* [Given instruction] Give every entry again, word for word.

(Stored data entries)
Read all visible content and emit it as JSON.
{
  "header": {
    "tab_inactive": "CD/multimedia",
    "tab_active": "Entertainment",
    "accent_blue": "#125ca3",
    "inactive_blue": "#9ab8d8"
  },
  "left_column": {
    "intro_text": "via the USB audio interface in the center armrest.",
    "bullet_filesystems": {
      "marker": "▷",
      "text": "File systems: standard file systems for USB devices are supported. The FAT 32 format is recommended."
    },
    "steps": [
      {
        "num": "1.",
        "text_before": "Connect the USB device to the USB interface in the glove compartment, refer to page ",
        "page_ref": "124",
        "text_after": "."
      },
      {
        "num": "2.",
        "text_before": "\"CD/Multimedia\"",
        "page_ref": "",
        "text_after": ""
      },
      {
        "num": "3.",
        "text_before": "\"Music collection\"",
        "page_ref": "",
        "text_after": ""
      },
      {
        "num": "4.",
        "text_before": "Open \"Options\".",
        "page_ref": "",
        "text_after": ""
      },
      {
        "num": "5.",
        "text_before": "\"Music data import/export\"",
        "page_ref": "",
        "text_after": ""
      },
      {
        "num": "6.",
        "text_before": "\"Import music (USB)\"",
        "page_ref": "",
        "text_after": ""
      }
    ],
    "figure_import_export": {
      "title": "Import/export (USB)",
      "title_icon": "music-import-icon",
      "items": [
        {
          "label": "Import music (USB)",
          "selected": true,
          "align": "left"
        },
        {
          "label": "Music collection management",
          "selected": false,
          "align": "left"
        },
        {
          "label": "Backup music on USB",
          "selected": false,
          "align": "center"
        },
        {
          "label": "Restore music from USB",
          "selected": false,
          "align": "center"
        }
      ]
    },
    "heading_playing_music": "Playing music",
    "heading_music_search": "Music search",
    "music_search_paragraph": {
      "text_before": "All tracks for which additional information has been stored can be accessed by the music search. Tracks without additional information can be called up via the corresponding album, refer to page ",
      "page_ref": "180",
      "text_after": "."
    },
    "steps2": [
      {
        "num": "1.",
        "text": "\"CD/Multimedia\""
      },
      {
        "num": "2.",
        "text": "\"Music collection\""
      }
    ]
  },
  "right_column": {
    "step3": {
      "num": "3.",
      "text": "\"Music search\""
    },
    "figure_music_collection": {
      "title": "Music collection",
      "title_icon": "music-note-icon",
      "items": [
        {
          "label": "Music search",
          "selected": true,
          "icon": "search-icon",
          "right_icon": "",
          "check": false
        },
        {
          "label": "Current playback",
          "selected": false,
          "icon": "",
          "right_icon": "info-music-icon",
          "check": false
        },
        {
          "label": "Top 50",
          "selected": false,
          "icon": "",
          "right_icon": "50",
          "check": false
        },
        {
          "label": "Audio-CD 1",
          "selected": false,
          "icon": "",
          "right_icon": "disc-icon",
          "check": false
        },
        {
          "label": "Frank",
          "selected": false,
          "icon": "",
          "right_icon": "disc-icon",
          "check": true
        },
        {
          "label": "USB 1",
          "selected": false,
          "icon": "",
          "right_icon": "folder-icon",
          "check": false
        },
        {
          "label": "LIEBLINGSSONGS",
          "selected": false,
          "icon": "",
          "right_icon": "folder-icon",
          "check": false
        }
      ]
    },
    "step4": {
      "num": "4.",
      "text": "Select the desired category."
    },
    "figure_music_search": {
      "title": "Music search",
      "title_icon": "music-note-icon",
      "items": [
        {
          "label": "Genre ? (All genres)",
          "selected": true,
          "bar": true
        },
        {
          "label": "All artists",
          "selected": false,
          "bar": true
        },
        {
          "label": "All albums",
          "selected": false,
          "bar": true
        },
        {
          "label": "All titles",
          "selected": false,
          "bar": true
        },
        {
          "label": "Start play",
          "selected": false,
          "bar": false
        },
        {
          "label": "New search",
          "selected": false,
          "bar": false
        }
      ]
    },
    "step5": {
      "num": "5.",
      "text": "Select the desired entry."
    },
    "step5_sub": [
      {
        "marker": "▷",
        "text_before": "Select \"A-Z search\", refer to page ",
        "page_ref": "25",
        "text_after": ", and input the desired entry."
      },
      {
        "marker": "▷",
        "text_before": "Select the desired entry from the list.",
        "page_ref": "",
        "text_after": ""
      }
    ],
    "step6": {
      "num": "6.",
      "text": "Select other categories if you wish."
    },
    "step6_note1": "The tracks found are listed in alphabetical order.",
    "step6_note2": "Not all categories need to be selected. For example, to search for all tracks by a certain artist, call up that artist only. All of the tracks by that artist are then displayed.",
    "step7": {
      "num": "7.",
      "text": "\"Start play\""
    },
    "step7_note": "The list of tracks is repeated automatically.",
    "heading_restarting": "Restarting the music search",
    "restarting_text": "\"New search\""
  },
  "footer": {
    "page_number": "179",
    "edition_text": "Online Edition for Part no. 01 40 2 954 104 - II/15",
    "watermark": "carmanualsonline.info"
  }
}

* [Worked answer]
Read all visible content and emit it as JSON.
{
  "header": {
    "tab_inactive": "CD/multimedia",
    "tab_active": "Entertainment",
    "accent_blue": "#125ca3",
    "inactive_blue": "#9ab8d8"
  },
  "left_column": {
    "intro_text": "via the USB audio interface in the center armrest.",
    "bullet_filesystems": {
      "marker": "▷",
      "text": "File systems: standard file systems for USB devices are supported. The FAT 32 format is recommended."
    },
    "steps": [
      {
        "num": "1.",
        "text_before": "Connect the USB device to the USB interface in the glove compartment, refer to page ",
        "page_ref": "124",
        "text_after": "."
      },
      {
        "num": "2.",
        "text_before": "\"CD/Multimedia\"",
        "page_ref": "",
        "text_after": ""
      },
      {
        "num": "3.",
        "text_before": "\"Music collection\"",
        "page_ref": "",
        "text_after": ""
      },
      {
        "num": "4.",
        "text_before": "Open \"Options\".",
        "page_ref": "",
        "text_after": ""
      },
      {
        "num": "5.",
        "text_before": "\"Music data import/export\"",
        "page_ref": "",
        "text_after": ""
      },
      {
        "num": "6.",
        "text_before": "\"Import music (USB)\"",
        "page_ref": "",
        "text_after": ""
      }
    ],
    "figure_import_export": {
      "title": "Import/export (USB)",
      "title_icon": "music-import-icon",
      "items": [
        {
          "label": "Import music (USB)",
          "selected": true,
          "align": "left"
        },
        {
          "label": "Music collection management",
          "selected": false,
          "align": "left"
        },
        {
          "label": "Backup music on USB",
          "selected": false,
          "align": "center"
        },
        {
          "label": "Restore music from USB",
          "selected": false,
          "align": "center"
        }
      ]
    },
    "heading_playing_music": "Playing music",
    "heading_music_search": "Music search",
    "music_search_paragraph": {
      "text_before": "All tracks for which additional information has been stored can be accessed by the music search. Tracks without additional information can be called up via the corresponding album, refer to page ",
      "page_ref": "180",
      "text_after": "."
    },
    "steps2": [
      {
        "num": "1.",
        "text": "\"CD/Multimedia\""
      },
      {
        "num": "2.",
        "text": "\"Music collection\""
      }
    ]
  },
  "right_column": {
    "step3": {
      "num": "3.",
      "text": "\"Music search\""
    },
    "figure_music_collection": {
      "title": "Music collection",
      "title_icon": "music-note-icon",
      "items": [
        {
          "label": "Music search",
          "selected": true,
          "icon": "search-icon",
          "right_icon": "",
          "check": false
        },
        {
          "label": "Current playback",
          "selected": false,
          "icon": "",
          "right_icon": "info-music-icon",
          "check": false
        },
        {
          "label": "Top 50",
          "selected": false,
          "icon": "",
          "right_icon": "50",
          "check": false
        },
        {
          "label": "Audio-CD 1",
          "selected": false,
          "icon": "",
          "right_icon": "disc-icon",
          "check": false
        },
        {
          "label": "Frank",
          "selected": false,
          "icon": "",
          "right_icon": "disc-icon",
          "check": true
        },
        {
          "label": "USB 1",
          "selected": false,
          "icon": "",
          "right_icon": "folder-icon",
          "check": false
        },
        {
          "label": "LIEBLINGSSONGS",
          "selected": false,
          "icon": "",
          "right_icon": "folder-icon",
          "check": false
        }
      ]
    },
    "step4": {
      "num": "4.",
      "text": "Select the desired category."
    },
    "figure_music_search": {
      "title": "Music search",
      "title_icon": "music-note-icon",
      "items": [
        {
          "label": "Genre ? (All genres)",
          "selected": true,
          "bar": true
        },
        {
          "label": "All artists",
          "selected": false,
          "bar": true
        },
        {
          "label": "All albums",
          "selected": false,
          "bar": true
        },
        {
          "label": "All titles",
          "selected": false,
          "bar": true
        },
        {
          "label": "Start play",
          "selected": false,
          "bar": false
        },
        {
          "label": "New search",
          "selected": false,
          "bar": false
        }
      ]
    },
    "step5": {
      "num": "5.",
      "text": "Select the desired entry."
    },
    "step5_sub": [
      {
        "marker": "▷",
        "text_before": "Select \"A-Z search\", refer to page ",
        "page_ref": "25",
        "text_after": ", and input the desired entry."
      },
      {
        "marker": "▷",
        "text_before": "Select the desired entry from the list.",
        "page_ref": "",
        "text_after": ""
      }
    ],
    "step6": {
      "num": "6.",
      "text": "Select other categories if you wish."
    },
    "step6_note1": "The tracks found are listed in alphabetical order.",
    "step6_note2": "Not all categories need to be selected. For example, to search for all tracks by a certain artist, call up that artist only. All of the tracks by that artist are then displayed.",
    "step7": {
      "num": "7.",
      "text": "\"Start play\""
    },
    "step7_note": "The list of tracks is repeated automatically.",
    "heading_restarting": "Restarting the music search",
    "restarting_text": "\"New search\""
  },
  "footer": {
    "page_number": "179",
    "edition_text": "Online Edition for Part no. 01 40 2 954 104 - II/15",
    "watermark": "carmanualsonline.info"
  }
}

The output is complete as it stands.